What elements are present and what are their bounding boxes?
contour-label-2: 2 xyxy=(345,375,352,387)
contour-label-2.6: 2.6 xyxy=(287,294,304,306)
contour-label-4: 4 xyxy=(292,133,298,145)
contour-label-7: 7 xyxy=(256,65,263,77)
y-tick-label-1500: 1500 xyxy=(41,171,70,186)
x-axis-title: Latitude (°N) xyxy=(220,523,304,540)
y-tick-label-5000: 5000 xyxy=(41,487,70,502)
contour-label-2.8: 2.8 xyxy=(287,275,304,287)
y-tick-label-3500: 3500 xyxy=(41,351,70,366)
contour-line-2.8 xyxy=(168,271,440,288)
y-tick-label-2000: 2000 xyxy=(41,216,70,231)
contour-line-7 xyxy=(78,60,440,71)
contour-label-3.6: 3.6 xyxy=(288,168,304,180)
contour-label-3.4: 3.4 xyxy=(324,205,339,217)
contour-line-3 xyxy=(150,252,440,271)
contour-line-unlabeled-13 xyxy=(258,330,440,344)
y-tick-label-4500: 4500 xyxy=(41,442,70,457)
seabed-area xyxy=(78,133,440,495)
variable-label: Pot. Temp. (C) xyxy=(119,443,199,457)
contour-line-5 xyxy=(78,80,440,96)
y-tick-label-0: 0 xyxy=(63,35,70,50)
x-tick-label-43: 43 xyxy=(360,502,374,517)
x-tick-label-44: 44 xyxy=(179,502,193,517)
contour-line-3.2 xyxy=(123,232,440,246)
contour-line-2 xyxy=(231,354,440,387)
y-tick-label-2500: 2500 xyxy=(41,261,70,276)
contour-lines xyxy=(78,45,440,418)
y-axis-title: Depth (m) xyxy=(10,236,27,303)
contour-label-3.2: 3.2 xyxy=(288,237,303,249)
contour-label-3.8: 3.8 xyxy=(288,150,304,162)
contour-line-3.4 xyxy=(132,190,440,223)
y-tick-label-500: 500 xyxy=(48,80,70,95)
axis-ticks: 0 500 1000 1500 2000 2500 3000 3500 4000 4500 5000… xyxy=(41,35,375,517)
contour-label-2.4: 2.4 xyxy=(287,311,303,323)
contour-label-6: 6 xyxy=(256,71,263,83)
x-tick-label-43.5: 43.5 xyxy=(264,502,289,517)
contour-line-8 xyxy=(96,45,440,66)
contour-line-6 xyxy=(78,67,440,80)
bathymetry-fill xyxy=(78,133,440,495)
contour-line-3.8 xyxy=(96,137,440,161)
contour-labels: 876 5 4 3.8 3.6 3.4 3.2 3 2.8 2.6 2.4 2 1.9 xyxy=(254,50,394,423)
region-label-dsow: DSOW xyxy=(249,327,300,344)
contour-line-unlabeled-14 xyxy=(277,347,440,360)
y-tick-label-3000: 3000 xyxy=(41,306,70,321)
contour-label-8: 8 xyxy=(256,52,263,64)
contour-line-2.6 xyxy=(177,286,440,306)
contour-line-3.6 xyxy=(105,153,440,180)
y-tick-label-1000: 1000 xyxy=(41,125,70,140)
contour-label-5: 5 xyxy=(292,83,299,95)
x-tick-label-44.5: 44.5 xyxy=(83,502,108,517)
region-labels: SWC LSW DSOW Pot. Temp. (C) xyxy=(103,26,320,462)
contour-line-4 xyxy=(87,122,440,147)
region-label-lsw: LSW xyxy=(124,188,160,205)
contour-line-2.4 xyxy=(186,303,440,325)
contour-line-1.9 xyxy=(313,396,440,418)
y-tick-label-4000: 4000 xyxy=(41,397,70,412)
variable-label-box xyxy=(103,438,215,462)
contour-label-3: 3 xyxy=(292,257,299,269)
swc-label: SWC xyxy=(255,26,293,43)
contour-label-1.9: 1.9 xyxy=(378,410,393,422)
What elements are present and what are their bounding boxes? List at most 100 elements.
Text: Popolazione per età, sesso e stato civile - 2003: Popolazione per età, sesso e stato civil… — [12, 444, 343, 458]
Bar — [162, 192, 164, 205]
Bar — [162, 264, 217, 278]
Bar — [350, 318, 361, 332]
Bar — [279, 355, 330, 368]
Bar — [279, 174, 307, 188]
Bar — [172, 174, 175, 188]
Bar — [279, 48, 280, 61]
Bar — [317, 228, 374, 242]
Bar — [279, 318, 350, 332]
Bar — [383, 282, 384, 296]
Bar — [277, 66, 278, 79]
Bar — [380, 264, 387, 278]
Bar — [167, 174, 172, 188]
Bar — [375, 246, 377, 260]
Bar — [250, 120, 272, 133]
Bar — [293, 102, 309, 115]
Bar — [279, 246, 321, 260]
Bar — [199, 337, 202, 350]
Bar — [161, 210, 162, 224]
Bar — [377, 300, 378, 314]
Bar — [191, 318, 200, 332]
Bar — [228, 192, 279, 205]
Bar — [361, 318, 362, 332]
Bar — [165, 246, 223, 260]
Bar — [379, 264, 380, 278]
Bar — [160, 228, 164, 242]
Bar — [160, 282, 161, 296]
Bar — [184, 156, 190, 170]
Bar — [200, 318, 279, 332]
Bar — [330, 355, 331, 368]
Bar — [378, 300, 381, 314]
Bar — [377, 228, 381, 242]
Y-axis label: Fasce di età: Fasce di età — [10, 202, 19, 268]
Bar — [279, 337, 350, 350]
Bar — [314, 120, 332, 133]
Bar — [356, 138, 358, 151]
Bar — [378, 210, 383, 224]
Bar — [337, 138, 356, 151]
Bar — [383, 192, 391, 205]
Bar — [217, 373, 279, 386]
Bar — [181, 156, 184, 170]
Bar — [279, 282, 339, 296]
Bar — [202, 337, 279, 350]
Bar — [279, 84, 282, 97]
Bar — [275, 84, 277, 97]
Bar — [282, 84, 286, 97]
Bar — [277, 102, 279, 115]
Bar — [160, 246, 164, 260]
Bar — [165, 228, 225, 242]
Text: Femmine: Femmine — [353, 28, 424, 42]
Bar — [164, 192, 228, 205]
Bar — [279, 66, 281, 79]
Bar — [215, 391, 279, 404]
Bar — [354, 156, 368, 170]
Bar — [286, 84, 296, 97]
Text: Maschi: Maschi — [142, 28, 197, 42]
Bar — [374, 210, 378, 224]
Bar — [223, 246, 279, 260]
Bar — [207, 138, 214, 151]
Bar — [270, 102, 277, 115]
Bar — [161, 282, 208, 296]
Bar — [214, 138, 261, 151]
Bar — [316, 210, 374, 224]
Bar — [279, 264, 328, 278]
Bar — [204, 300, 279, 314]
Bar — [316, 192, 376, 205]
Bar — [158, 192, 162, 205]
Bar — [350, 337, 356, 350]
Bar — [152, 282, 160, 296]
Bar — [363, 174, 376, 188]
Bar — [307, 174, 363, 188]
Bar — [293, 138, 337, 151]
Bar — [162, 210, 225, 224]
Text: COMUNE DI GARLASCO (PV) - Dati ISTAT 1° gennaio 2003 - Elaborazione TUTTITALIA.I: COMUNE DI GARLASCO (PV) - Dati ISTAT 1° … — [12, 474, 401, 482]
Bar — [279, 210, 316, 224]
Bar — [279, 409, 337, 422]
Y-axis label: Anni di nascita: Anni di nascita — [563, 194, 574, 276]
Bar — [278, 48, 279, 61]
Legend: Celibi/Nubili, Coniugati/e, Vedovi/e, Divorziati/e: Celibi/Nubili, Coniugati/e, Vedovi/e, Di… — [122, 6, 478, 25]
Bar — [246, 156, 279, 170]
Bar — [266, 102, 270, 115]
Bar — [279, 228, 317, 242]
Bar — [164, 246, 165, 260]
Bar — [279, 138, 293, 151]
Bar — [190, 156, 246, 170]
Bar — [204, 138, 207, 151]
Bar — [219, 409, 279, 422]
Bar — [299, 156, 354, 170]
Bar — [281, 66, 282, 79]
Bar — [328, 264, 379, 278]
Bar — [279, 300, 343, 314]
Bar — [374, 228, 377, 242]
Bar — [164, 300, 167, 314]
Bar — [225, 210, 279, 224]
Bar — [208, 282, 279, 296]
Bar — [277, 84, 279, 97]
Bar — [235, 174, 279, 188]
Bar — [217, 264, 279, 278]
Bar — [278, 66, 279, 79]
__________________________________________________
=== Work required ===
Reproduce every line from the start of the items through the line with "contour-line-unlabeled-13 xyxy=(258,330,440,344)", renaming "Latitude (°N)" to "Latitude (degrees North)" and leaving everything else unchanged.

=== Result ===
What elements are present and what are their bounding boxes?
contour-label-2: 2 xyxy=(345,375,352,387)
contour-label-2.6: 2.6 xyxy=(287,294,304,306)
contour-label-4: 4 xyxy=(292,133,298,145)
contour-label-7: 7 xyxy=(256,65,263,77)
y-tick-label-1500: 1500 xyxy=(41,171,70,186)
x-axis-title: Latitude (degrees North) xyxy=(220,523,304,540)
y-tick-label-5000: 5000 xyxy=(41,487,70,502)
contour-label-2.8: 2.8 xyxy=(287,275,304,287)
y-tick-label-3500: 3500 xyxy=(41,351,70,366)
contour-line-2.8 xyxy=(168,271,440,288)
y-tick-label-2000: 2000 xyxy=(41,216,70,231)
contour-line-7 xyxy=(78,60,440,71)
contour-label-3.6: 3.6 xyxy=(288,168,304,180)
contour-label-3.4: 3.4 xyxy=(324,205,339,217)
contour-line-3 xyxy=(150,252,440,271)
contour-line-unlabeled-13 xyxy=(258,330,440,344)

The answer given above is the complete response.